#### Exercise material

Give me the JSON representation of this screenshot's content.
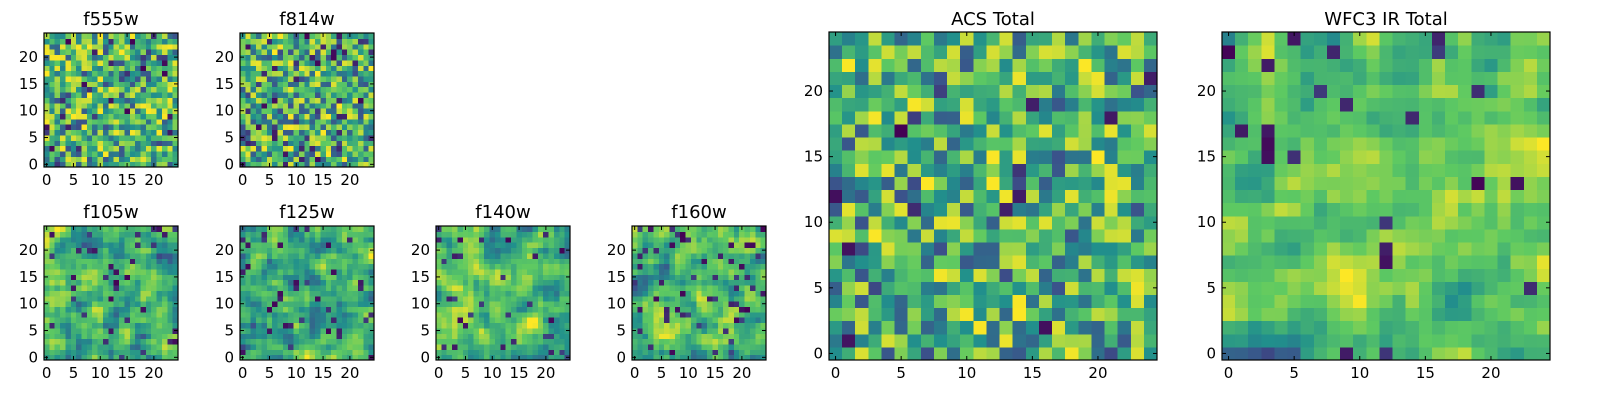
{
  "figure": {
    "panels": [
      {
        "id": "f555w",
        "title": "f555w",
        "size": 25,
        "seed": 11,
        "blur": 0,
        "dark_frac": 0.05,
        "x_ticks": [
          "0",
          "5",
          "10",
          "15",
          "20"
        ],
        "y_ticks": [
          "0",
          "5",
          "10",
          "15",
          "20"
        ]
      },
      {
        "id": "f814w",
        "title": "f814w",
        "size": 25,
        "seed": 23,
        "blur": 0,
        "dark_frac": 0.07,
        "x_ticks": [
          "0",
          "5",
          "10",
          "15",
          "20"
        ],
        "y_ticks": [
          "0",
          "5",
          "10",
          "15",
          "20"
        ]
      },
      {
        "id": "f105w",
        "title": "f105w",
        "size": 25,
        "seed": 37,
        "blur": 1,
        "dark_frac": 0.06,
        "x_ticks": [
          "0",
          "5",
          "10",
          "15",
          "20"
        ],
        "y_ticks": [
          "0",
          "5",
          "10",
          "15",
          "20"
        ]
      },
      {
        "id": "f125w",
        "title": "f125w",
        "size": 25,
        "seed": 41,
        "blur": 1,
        "dark_frac": 0.07,
        "x_ticks": [
          "0",
          "5",
          "10",
          "15",
          "20"
        ],
        "y_ticks": [
          "0",
          "5",
          "10",
          "15",
          "20"
        ]
      },
      {
        "id": "f140w",
        "title": "f140w",
        "size": 25,
        "seed": 53,
        "blur": 1,
        "dark_frac": 0.06,
        "x_ticks": [
          "0",
          "5",
          "10",
          "15",
          "20"
        ],
        "y_ticks": [
          "0",
          "5",
          "10",
          "15",
          "20"
        ]
      },
      {
        "id": "f160w",
        "title": "f160w",
        "size": 25,
        "seed": 67,
        "blur": 1,
        "dark_frac": 0.06,
        "x_ticks": [
          "0",
          "5",
          "10",
          "15",
          "20"
        ],
        "y_ticks": [
          "0",
          "5",
          "10",
          "15",
          "20"
        ]
      },
      {
        "id": "acs-total",
        "title": "ACS Total",
        "size": 25,
        "seed": 79,
        "blur": 0,
        "dark_frac": 0.03,
        "x_ticks": [
          "0",
          "5",
          "10",
          "15",
          "20"
        ],
        "y_ticks": [
          "0",
          "5",
          "10",
          "15",
          "20"
        ]
      },
      {
        "id": "wfc3-ir-total",
        "title": "WFC3 IR Total",
        "size": 25,
        "seed": 97,
        "blur": 1,
        "dark_frac": 0.04,
        "x_ticks": [
          "0",
          "5",
          "10",
          "15",
          "20"
        ],
        "y_ticks": [
          "0",
          "5",
          "10",
          "15",
          "20"
        ]
      }
    ]
  },
  "chart_data": [
    {
      "type": "heatmap",
      "title": "f555w",
      "xlim": [
        0,
        24
      ],
      "ylim": [
        0,
        24
      ],
      "grid": false
    },
    {
      "type": "heatmap",
      "title": "f814w",
      "xlim": [
        0,
        24
      ],
      "ylim": [
        0,
        24
      ],
      "grid": false
    },
    {
      "type": "heatmap",
      "title": "f105w",
      "xlim": [
        0,
        24
      ],
      "ylim": [
        0,
        24
      ],
      "grid": false
    },
    {
      "type": "heatmap",
      "title": "f125w",
      "xlim": [
        0,
        24
      ],
      "ylim": [
        0,
        24
      ],
      "grid": false
    },
    {
      "type": "heatmap",
      "title": "f140w",
      "xlim": [
        0,
        24
      ],
      "ylim": [
        0,
        24
      ],
      "grid": false
    },
    {
      "type": "heatmap",
      "title": "f160w",
      "xlim": [
        0,
        24
      ],
      "ylim": [
        0,
        24
      ],
      "grid": false
    },
    {
      "type": "heatmap",
      "title": "ACS Total",
      "xlim": [
        0,
        24
      ],
      "ylim": [
        0,
        24
      ],
      "grid": false
    },
    {
      "type": "heatmap",
      "title": "WFC3 IR Total",
      "xlim": [
        0,
        24
      ],
      "ylim": [
        0,
        24
      ],
      "grid": false
    }
  ],
  "colormap": [
    "#440154",
    "#3b528b",
    "#21908c",
    "#5dc962",
    "#fde725"
  ]
}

########

» **Given instruction**
Output each line exactly; omit every picture.

» **Output of the exercise**
Give me the JSON representation of this screenshot's content.
{
  "figure": {
    "panels": [
      {
        "id": "f555w",
        "title": "f555w",
        "size": 25,
        "seed": 11,
        "blur": 0,
        "dark_frac": 0.05,
        "x_ticks": [
          "0",
          "5",
          "10",
          "15",
          "20"
        ],
        "y_ticks": [
          "0",
          "5",
          "10",
          "15",
          "20"
        ]
      },
      {
        "id": "f814w",
        "title": "f814w",
        "size": 25,
        "seed": 23,
        "blur": 0,
        "dark_frac": 0.07,
        "x_ticks": [
          "0",
          "5",
          "10",
          "15",
          "20"
        ],
        "y_ticks": [
          "0",
          "5",
          "10",
          "15",
          "20"
        ]
      },
      {
        "id": "f105w",
        "title": "f105w",
        "size": 25,
        "seed": 37,
        "blur": 1,
        "dark_frac": 0.06,
        "x_ticks": [
          "0",
          "5",
          "10",
          "15",
          "20"
        ],
        "y_ticks": [
          "0",
          "5",
          "10",
          "15",
          "20"
        ]
      },
      {
        "id": "f125w",
        "title": "f125w",
        "size": 25,
        "seed": 41,
        "blur": 1,
        "dark_frac": 0.07,
        "x_ticks": [
          "0",
          "5",
          "10",
          "15",
          "20"
        ],
        "y_ticks": [
          "0",
          "5",
          "10",
          "15",
          "20"
        ]
      },
      {
        "id": "f140w",
        "title": "f140w",
        "size": 25,
        "seed": 53,
        "blur": 1,
        "dark_frac": 0.06,
        "x_ticks": [
          "0",
          "5",
          "10",
          "15",
          "20"
        ],
        "y_ticks": [
          "0",
          "5",
          "10",
          "15",
          "20"
        ]
      },
      {
        "id": "f160w",
        "title": "f160w",
        "size": 25,
        "seed": 67,
        "blur": 1,
        "dark_frac": 0.06,
        "x_ticks": [
          "0",
          "5",
          "10",
          "15",
          "20"
        ],
        "y_ticks": [
          "0",
          "5",
          "10",
          "15",
          "20"
        ]
      },
      {
        "id": "acs-total",
        "title": "ACS Total",
        "size": 25,
        "seed": 79,
        "blur": 0,
        "dark_frac": 0.03,
        "x_ticks": [
          "0",
          "5",
          "10",
          "15",
          "20"
        ],
        "y_ticks": [
          "0",
          "5",
          "10",
          "15",
          "20"
        ]
      },
      {
        "id": "wfc3-ir-total",
        "title": "WFC3 IR Total",
        "size": 25,
        "seed": 97,
        "blur": 1,
        "dark_frac": 0.04,
        "x_ticks": [
          "0",
          "5",
          "10",
          "15",
          "20"
        ],
        "y_ticks": [
          "0",
          "5",
          "10",
          "15",
          "20"
        ]
      }
    ]
  },
  "chart_data": [
    {
      "type": "heatmap",
      "title": "f555w",
      "xlim": [
        0,
        24
      ],
      "ylim": [
        0,
        24
      ],
      "grid": false
    },
    {
      "type": "heatmap",
      "title": "f814w",
      "xlim": [
        0,
        24
      ],
      "ylim": [
        0,
        24
      ],
      "grid": false
    },
    {
      "type": "heatmap",
      "title": "f105w",
      "xlim": [
        0,
        24
      ],
      "ylim": [
        0,
        24
      ],
      "grid": false
    },
    {
      "type": "heatmap",
      "title": "f125w",
      "xlim": [
        0,
        24
      ],
      "ylim": [
        0,
        24
      ],
      "grid": false
    },
    {
      "type": "heatmap",
      "title": "f140w",
      "xlim": [
        0,
        24
      ],
      "ylim": [
        0,
        24
      ],
      "grid": false
    },
    {
      "type": "heatmap",
      "title": "f160w",
      "xlim": [
        0,
        24
      ],
      "ylim": [
        0,
        24
      ],
      "grid": false
    },
    {
      "type": "heatmap",
      "title": "ACS Total",
      "xlim": [
        0,
        24
      ],
      "ylim": [
        0,
        24
      ],
      "grid": false
    },
    {
      "type": "heatmap",
      "title": "WFC3 IR Total",
      "xlim": [
        0,
        24
      ],
      "ylim": [
        0,
        24
      ],
      "grid": false
    }
  ],
  "colormap": [
    "#440154",
    "#3b528b",
    "#21908c",
    "#5dc962",
    "#fde725"
  ]
}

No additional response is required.